_Task requirements_. Reproduce the listing that follows with no differences at all.

Stored data:
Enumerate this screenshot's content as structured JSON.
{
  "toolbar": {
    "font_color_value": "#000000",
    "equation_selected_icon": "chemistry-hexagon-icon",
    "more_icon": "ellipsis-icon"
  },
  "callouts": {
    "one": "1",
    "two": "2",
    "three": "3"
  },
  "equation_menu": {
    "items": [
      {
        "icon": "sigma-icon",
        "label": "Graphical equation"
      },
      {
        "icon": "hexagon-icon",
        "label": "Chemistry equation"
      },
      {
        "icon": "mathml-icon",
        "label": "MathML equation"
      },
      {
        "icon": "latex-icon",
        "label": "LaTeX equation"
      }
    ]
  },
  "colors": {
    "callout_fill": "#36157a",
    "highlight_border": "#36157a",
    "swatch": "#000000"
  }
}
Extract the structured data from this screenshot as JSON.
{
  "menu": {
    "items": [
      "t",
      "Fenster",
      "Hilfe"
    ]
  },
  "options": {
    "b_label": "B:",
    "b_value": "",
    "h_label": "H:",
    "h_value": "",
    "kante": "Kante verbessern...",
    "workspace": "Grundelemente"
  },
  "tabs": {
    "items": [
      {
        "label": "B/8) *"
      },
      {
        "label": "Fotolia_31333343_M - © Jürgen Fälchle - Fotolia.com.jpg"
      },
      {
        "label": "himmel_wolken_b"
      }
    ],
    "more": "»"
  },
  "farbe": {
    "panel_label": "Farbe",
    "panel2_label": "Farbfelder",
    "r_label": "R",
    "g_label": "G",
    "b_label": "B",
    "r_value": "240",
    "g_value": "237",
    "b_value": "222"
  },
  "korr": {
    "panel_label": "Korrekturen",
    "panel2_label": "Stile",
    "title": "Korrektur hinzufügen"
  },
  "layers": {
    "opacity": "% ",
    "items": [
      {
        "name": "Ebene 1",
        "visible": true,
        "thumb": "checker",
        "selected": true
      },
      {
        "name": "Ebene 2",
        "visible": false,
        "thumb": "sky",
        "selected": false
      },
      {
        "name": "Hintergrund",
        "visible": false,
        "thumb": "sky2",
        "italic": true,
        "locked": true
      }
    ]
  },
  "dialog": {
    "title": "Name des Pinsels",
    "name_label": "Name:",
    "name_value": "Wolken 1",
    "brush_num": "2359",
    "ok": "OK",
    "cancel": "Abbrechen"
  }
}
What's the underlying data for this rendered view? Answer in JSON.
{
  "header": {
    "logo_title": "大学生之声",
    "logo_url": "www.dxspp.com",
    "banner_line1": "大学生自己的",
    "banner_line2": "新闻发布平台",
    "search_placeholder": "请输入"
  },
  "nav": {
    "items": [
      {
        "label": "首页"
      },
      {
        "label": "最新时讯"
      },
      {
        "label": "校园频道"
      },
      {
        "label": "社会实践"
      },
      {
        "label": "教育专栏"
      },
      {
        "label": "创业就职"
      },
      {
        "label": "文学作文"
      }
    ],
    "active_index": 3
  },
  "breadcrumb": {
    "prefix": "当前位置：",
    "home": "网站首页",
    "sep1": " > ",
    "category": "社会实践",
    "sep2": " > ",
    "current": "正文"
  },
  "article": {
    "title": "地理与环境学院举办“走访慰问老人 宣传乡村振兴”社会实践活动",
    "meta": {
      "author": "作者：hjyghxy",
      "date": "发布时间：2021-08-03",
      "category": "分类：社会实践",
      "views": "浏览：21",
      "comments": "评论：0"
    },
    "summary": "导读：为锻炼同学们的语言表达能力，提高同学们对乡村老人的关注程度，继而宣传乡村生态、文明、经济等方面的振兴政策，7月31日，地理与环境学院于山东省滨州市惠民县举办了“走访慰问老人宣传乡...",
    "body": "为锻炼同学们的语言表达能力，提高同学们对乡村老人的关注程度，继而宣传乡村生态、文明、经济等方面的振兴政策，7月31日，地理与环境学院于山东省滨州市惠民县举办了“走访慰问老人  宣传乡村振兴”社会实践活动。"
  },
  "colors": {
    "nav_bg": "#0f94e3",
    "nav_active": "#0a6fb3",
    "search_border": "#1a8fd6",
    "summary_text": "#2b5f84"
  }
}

_Output of the task_.
Enumerate this screenshot's content as structured JSON.
{
  "toolbar": {
    "font_color_value": "#000000",
    "equation_selected_icon": "chemistry-hexagon-icon",
    "more_icon": "ellipsis-icon"
  },
  "callouts": {
    "one": "1",
    "two": "2",
    "three": "3"
  },
  "equation_menu": {
    "items": [
      {
        "icon": "sigma-icon",
        "label": "Graphical equation"
      },
      {
        "icon": "hexagon-icon",
        "label": "Chemistry equation"
      },
      {
        "icon": "mathml-icon",
        "label": "MathML equation"
      },
      {
        "icon": "latex-icon",
        "label": "LaTeX equation"
      }
    ]
  },
  "colors": {
    "callout_fill": "#36157a",
    "highlight_border": "#36157a",
    "swatch": "#000000"
  }
}
Extract the structured data from this screenshot as JSON.
{
  "menu": {
    "items": [
      "t",
      "Fenster",
      "Hilfe"
    ]
  },
  "options": {
    "b_label": "B:",
    "b_value": "",
    "h_label": "H:",
    "h_value": "",
    "kante": "Kante verbessern...",
    "workspace": "Grundelemente"
  },
  "tabs": {
    "items": [
      {
        "label": "B/8) *"
      },
      {
        "label": "Fotolia_31333343_M - © Jürgen Fälchle - Fotolia.com.jpg"
      },
      {
        "label": "himmel_wolken_b"
      }
    ],
    "more": "»"
  },
  "farbe": {
    "panel_label": "Farbe",
    "panel2_label": "Farbfelder",
    "r_label": "R",
    "g_label": "G",
    "b_label": "B",
    "r_value": "240",
    "g_value": "237",
    "b_value": "222"
  },
  "korr": {
    "panel_label": "Korrekturen",
    "panel2_label": "Stile",
    "title": "Korrektur hinzufügen"
  },
  "layers": {
    "opacity": "% ",
    "items": [
      {
        "name": "Ebene 1",
        "visible": true,
        "thumb": "checker",
        "selected": true
      },
      {
        "name": "Ebene 2",
        "visible": false,
        "thumb": "sky",
        "selected": false
      },
      {
        "name": "Hintergrund",
        "visible": false,
        "thumb": "sky2",
        "italic": true,
        "locked": true
      }
    ]
  },
  "dialog": {
    "title": "Name des Pinsels",
    "name_label": "Name:",
    "name_value": "Wolken 1",
    "brush_num": "2359",
    "ok": "OK",
    "cancel": "Abbrechen"
  }
}
What's the underlying data for this rendered view? Answer in JSON.
{
  "header": {
    "logo_title": "大学生之声",
    "logo_url": "www.dxspp.com",
    "banner_line1": "大学生自己的",
    "banner_line2": "新闻发布平台",
    "search_placeholder": "请输入"
  },
  "nav": {
    "items": [
      {
        "label": "首页"
      },
      {
        "label": "最新时讯"
      },
      {
        "label": "校园频道"
      },
      {
        "label": "社会实践"
      },
      {
        "label": "教育专栏"
      },
      {
        "label": "创业就职"
      },
      {
        "label": "文学作文"
      }
    ],
    "active_index": 3
  },
  "breadcrumb": {
    "prefix": "当前位置：",
    "home": "网站首页",
    "sep1": " > ",
    "category": "社会实践",
    "sep2": " > ",
    "current": "正文"
  },
  "article": {
    "title": "地理与环境学院举办“走访慰问老人 宣传乡村振兴”社会实践活动",
    "meta": {
      "author": "作者：hjyghxy",
      "date": "发布时间：2021-08-03",
      "category": "分类：社会实践",
      "views": "浏览：21",
      "comments": "评论：0"
    },
    "summary": "导读：为锻炼同学们的语言表达能力，提高同学们对乡村老人的关注程度，继而宣传乡村生态、文明、经济等方面的振兴政策，7月31日，地理与环境学院于山东省滨州市惠民县举办了“走访慰问老人宣传乡...",
    "body": "为锻炼同学们的语言表达能力，提高同学们对乡村老人的关注程度，继而宣传乡村生态、文明、经济等方面的振兴政策，7月31日，地理与环境学院于山东省滨州市惠民县举办了“走访慰问老人  宣传乡村振兴”社会实践活动。"
  },
  "colors": {
    "nav_bg": "#0f94e3",
    "nav_active": "#0a6fb3",
    "search_border": "#1a8fd6",
    "summary_text": "#2b5f84"
  }
}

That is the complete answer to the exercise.